● **Exercise prompt**
Leaving out all images, write out the records that follow exactly.

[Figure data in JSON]

• • • • •

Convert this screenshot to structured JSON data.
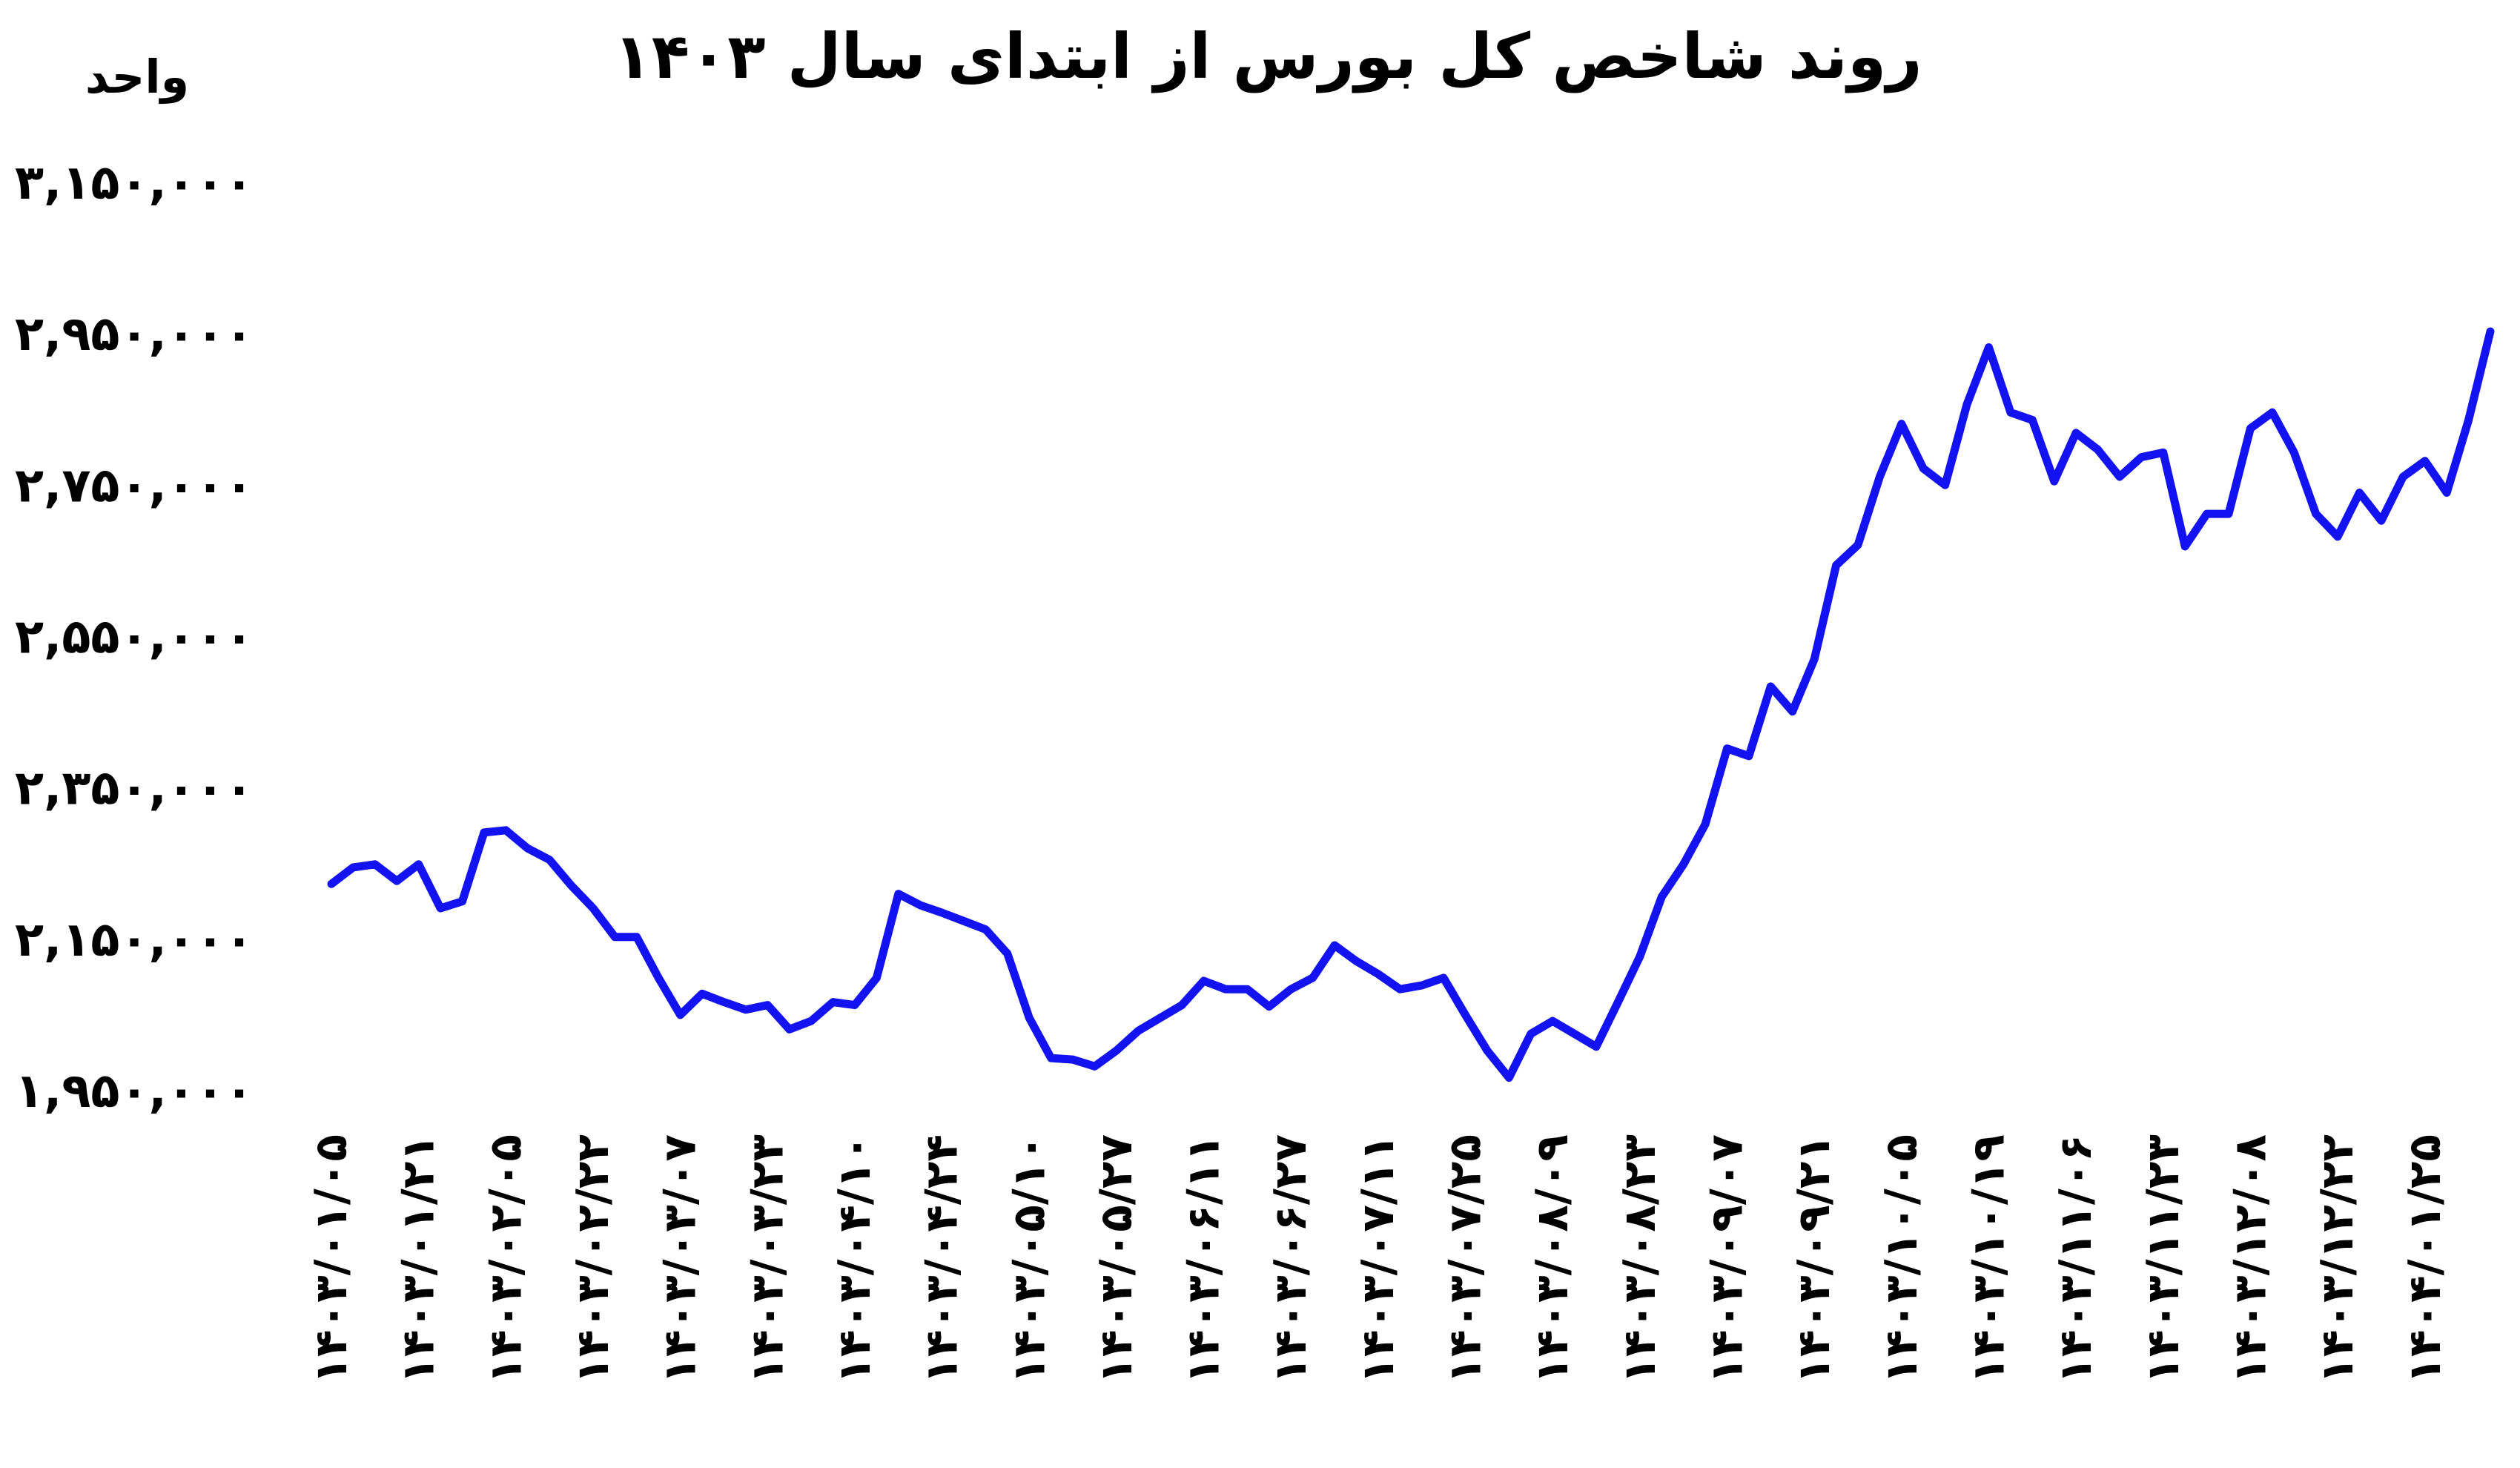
{
  "chart_data": {
    "type": "line",
    "title": "روند شاخص کل بورس از ابتدای سال ۱۴۰۳",
    "y_label": "واحد",
    "color": "#1212f2",
    "ylim": [
      1950000,
      3150000
    ],
    "yticks": [
      {
        "value": 1950000,
        "label": "۱,۹۵۰,۰۰۰"
      },
      {
        "value": 2150000,
        "label": "۲,۱۵۰,۰۰۰"
      },
      {
        "value": 2350000,
        "label": "۲,۳۵۰,۰۰۰"
      },
      {
        "value": 2550000,
        "label": "۲,۵۵۰,۰۰۰"
      },
      {
        "value": 2750000,
        "label": "۲,۷۵۰,۰۰۰"
      },
      {
        "value": 2950000,
        "label": "۲,۹۵۰,۰۰۰"
      },
      {
        "value": 3150000,
        "label": "۳,۱۵۰,۰۰۰"
      }
    ],
    "grid": false,
    "categories": [
      "۱۴۰۳/۰۱/۰۵",
      null,
      null,
      null,
      "۱۴۰۳/۰۱/۲۱",
      null,
      null,
      null,
      "۱۴۰۳/۰۲/۰۵",
      null,
      null,
      null,
      "۱۴۰۳/۰۲/۲۲",
      null,
      null,
      null,
      "۱۴۰۳/۰۳/۰۷",
      null,
      null,
      null,
      "۱۴۰۳/۰۳/۲۳",
      null,
      null,
      null,
      "۱۴۰۳/۰۴/۱۰",
      null,
      null,
      null,
      "۱۴۰۳/۰۴/۲۴",
      null,
      null,
      null,
      "۱۴۰۳/۰۵/۱۰",
      null,
      null,
      null,
      "۱۴۰۳/۰۵/۲۷",
      null,
      null,
      null,
      "۱۴۰۳/۰۶/۱۱",
      null,
      null,
      null,
      "۱۴۰۳/۰۶/۲۷",
      null,
      null,
      null,
      "۱۴۰۳/۰۷/۱۱",
      null,
      null,
      null,
      "۱۴۰۳/۰۷/۲۵",
      null,
      null,
      null,
      "۱۴۰۳/۰۸/۰۹",
      null,
      null,
      null,
      "۱۴۰۳/۰۸/۲۳",
      null,
      null,
      null,
      "۱۴۰۳/۰۹/۰۷",
      null,
      null,
      null,
      "۱۴۰۳/۰۹/۲۱",
      null,
      null,
      null,
      "۱۴۰۳/۱۰/۰۵",
      null,
      null,
      null,
      "۱۴۰۳/۱۰/۱۹",
      null,
      null,
      null,
      "۱۴۰۳/۱۱/۰۶",
      null,
      null,
      null,
      "۱۴۰۳/۱۱/۲۳",
      null,
      null,
      null,
      "۱۴۰۳/۱۲/۰۸",
      null,
      null,
      null,
      "۱۴۰۳/۱۲/۲۲",
      null,
      null,
      null,
      "۱۴۰۴/۰۱/۲۵",
      null,
      null,
      null
    ],
    "values": [
      2223000,
      2245000,
      2249000,
      2227000,
      2249000,
      2191000,
      2200000,
      2291000,
      2294000,
      2270000,
      2255000,
      2221000,
      2191000,
      2153000,
      2153000,
      2099000,
      2050000,
      2078000,
      2067000,
      2057000,
      2063000,
      2031000,
      2042000,
      2067000,
      2063000,
      2099000,
      2210000,
      2195000,
      2185000,
      2174000,
      2163000,
      2131000,
      2046000,
      1993000,
      1991000,
      1982000,
      2003000,
      2029000,
      2046000,
      2063000,
      2095000,
      2084000,
      2084000,
      2061000,
      2084000,
      2099000,
      2142000,
      2121000,
      2104000,
      2084000,
      2089000,
      2099000,
      2050000,
      2003000,
      1967000,
      2025000,
      2042000,
      2025000,
      2008000,
      2067000,
      2127000,
      2206000,
      2249000,
      2302000,
      2402000,
      2392000,
      2484000,
      2451000,
      2520000,
      2644000,
      2671000,
      2761000,
      2831000,
      2772000,
      2750000,
      2857000,
      2932000,
      2846000,
      2836000,
      2755000,
      2819000,
      2797000,
      2761000,
      2787000,
      2793000,
      2669000,
      2712000,
      2712000,
      2825000,
      2846000,
      2793000,
      2712000,
      2682000,
      2740000,
      2703000,
      2761000,
      2782000,
      2740000,
      2836000,
      2953000
    ]
  }
}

• • • • •

● **Solution below**
Convert this screenshot to structured JSON data.
{
  "chart_data": {
    "type": "line",
    "title": "روند شاخص کل بورس از ابتدای سال ۱۴۰۳",
    "y_label": "واحد",
    "color": "#1212f2",
    "ylim": [
      1950000,
      3150000
    ],
    "yticks": [
      {
        "value": 1950000,
        "label": "۱,۹۵۰,۰۰۰"
      },
      {
        "value": 2150000,
        "label": "۲,۱۵۰,۰۰۰"
      },
      {
        "value": 2350000,
        "label": "۲,۳۵۰,۰۰۰"
      },
      {
        "value": 2550000,
        "label": "۲,۵۵۰,۰۰۰"
      },
      {
        "value": 2750000,
        "label": "۲,۷۵۰,۰۰۰"
      },
      {
        "value": 2950000,
        "label": "۲,۹۵۰,۰۰۰"
      },
      {
        "value": 3150000,
        "label": "۳,۱۵۰,۰۰۰"
      }
    ],
    "grid": false,
    "categories": [
      "۱۴۰۳/۰۱/۰۵",
      null,
      null,
      null,
      "۱۴۰۳/۰۱/۲۱",
      null,
      null,
      null,
      "۱۴۰۳/۰۲/۰۵",
      null,
      null,
      null,
      "۱۴۰۳/۰۲/۲۲",
      null,
      null,
      null,
      "۱۴۰۳/۰۳/۰۷",
      null,
      null,
      null,
      "۱۴۰۳/۰۳/۲۳",
      null,
      null,
      null,
      "۱۴۰۳/۰۴/۱۰",
      null,
      null,
      null,
      "۱۴۰۳/۰۴/۲۴",
      null,
      null,
      null,
      "۱۴۰۳/۰۵/۱۰",
      null,
      null,
      null,
      "۱۴۰۳/۰۵/۲۷",
      null,
      null,
      null,
      "۱۴۰۳/۰۶/۱۱",
      null,
      null,
      null,
      "۱۴۰۳/۰۶/۲۷",
      null,
      null,
      null,
      "۱۴۰۳/۰۷/۱۱",
      null,
      null,
      null,
      "۱۴۰۳/۰۷/۲۵",
      null,
      null,
      null,
      "۱۴۰۳/۰۸/۰۹",
      null,
      null,
      null,
      "۱۴۰۳/۰۸/۲۳",
      null,
      null,
      null,
      "۱۴۰۳/۰۹/۰۷",
      null,
      null,
      null,
      "۱۴۰۳/۰۹/۲۱",
      null,
      null,
      null,
      "۱۴۰۳/۱۰/۰۵",
      null,
      null,
      null,
      "۱۴۰۳/۱۰/۱۹",
      null,
      null,
      null,
      "۱۴۰۳/۱۱/۰۶",
      null,
      null,
      null,
      "۱۴۰۳/۱۱/۲۳",
      null,
      null,
      null,
      "۱۴۰۳/۱۲/۰۸",
      null,
      null,
      null,
      "۱۴۰۳/۱۲/۲۲",
      null,
      null,
      null,
      "۱۴۰۴/۰۱/۲۵",
      null,
      null,
      null
    ],
    "values": [
      2223000,
      2245000,
      2249000,
      2227000,
      2249000,
      2191000,
      2200000,
      2291000,
      2294000,
      2270000,
      2255000,
      2221000,
      2191000,
      2153000,
      2153000,
      2099000,
      2050000,
      2078000,
      2067000,
      2057000,
      2063000,
      2031000,
      2042000,
      2067000,
      2063000,
      2099000,
      2210000,
      2195000,
      2185000,
      2174000,
      2163000,
      2131000,
      2046000,
      1993000,
      1991000,
      1982000,
      2003000,
      2029000,
      2046000,
      2063000,
      2095000,
      2084000,
      2084000,
      2061000,
      2084000,
      2099000,
      2142000,
      2121000,
      2104000,
      2084000,
      2089000,
      2099000,
      2050000,
      2003000,
      1967000,
      2025000,
      2042000,
      2025000,
      2008000,
      2067000,
      2127000,
      2206000,
      2249000,
      2302000,
      2402000,
      2392000,
      2484000,
      2451000,
      2520000,
      2644000,
      2671000,
      2761000,
      2831000,
      2772000,
      2750000,
      2857000,
      2932000,
      2846000,
      2836000,
      2755000,
      2819000,
      2797000,
      2761000,
      2787000,
      2793000,
      2669000,
      2712000,
      2712000,
      2825000,
      2846000,
      2793000,
      2712000,
      2682000,
      2740000,
      2703000,
      2761000,
      2782000,
      2740000,
      2836000,
      2953000
    ]
  }
}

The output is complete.